OBJECTIVE:
Will you output the entries below exactly, skipping every image they contain?

[Data excerpts]
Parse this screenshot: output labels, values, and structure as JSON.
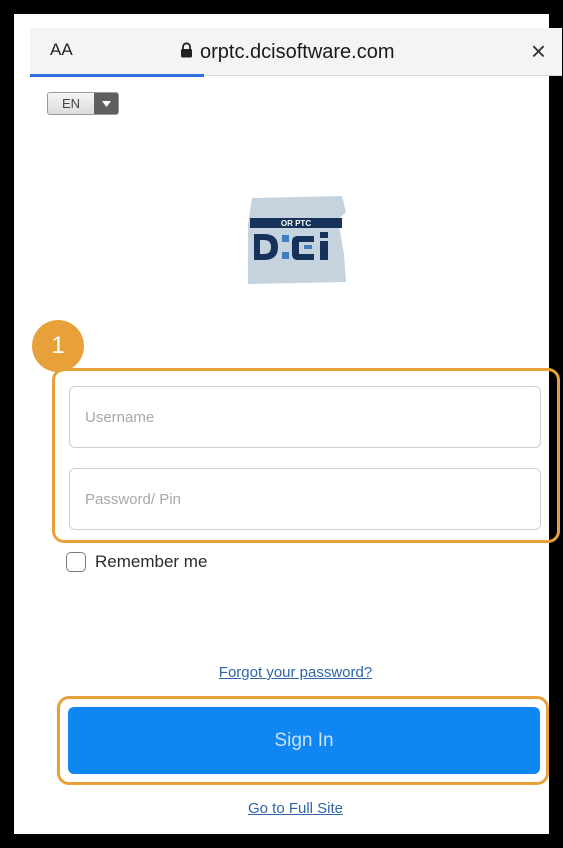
{
  "browser": {
    "text_size_label": "AA",
    "url": "orptc.dcisoftware.com",
    "close_glyph": "×",
    "lock_icon": "lock-icon"
  },
  "language": {
    "selected": "EN"
  },
  "logo": {
    "org_label": "OR PTC",
    "brand_text": "DCI",
    "colors": {
      "state_shape": "#c5d3df",
      "dark": "#16325a",
      "blue": "#3f7fbf"
    }
  },
  "annotations": {
    "step_number": "1",
    "highlight_color": "#e8a13a"
  },
  "form": {
    "username_placeholder": "Username",
    "password_placeholder": "Password/ Pin",
    "username_value": "",
    "password_value": "",
    "remember_label": "Remember me",
    "remember_checked": false,
    "forgot_link": "Forgot your password?",
    "signin_label": "Sign In",
    "fullsite_link": "Go to Full Site"
  },
  "colors": {
    "signin_button": "#0f86f2",
    "link": "#2e66a8"
  }
}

RESPONSE:
Parse this screenshot: output labels, values, and structure as JSON.
{
  "browser": {
    "text_size_label": "AA",
    "url": "orptc.dcisoftware.com",
    "close_glyph": "×",
    "lock_icon": "lock-icon"
  },
  "language": {
    "selected": "EN"
  },
  "logo": {
    "org_label": "OR PTC",
    "brand_text": "DCI",
    "colors": {
      "state_shape": "#c5d3df",
      "dark": "#16325a",
      "blue": "#3f7fbf"
    }
  },
  "annotations": {
    "step_number": "1",
    "highlight_color": "#e8a13a"
  },
  "form": {
    "username_placeholder": "Username",
    "password_placeholder": "Password/ Pin",
    "username_value": "",
    "password_value": "",
    "remember_label": "Remember me",
    "remember_checked": false,
    "forgot_link": "Forgot your password?",
    "signin_label": "Sign In",
    "fullsite_link": "Go to Full Site"
  },
  "colors": {
    "signin_button": "#0f86f2",
    "link": "#2e66a8"
  }
}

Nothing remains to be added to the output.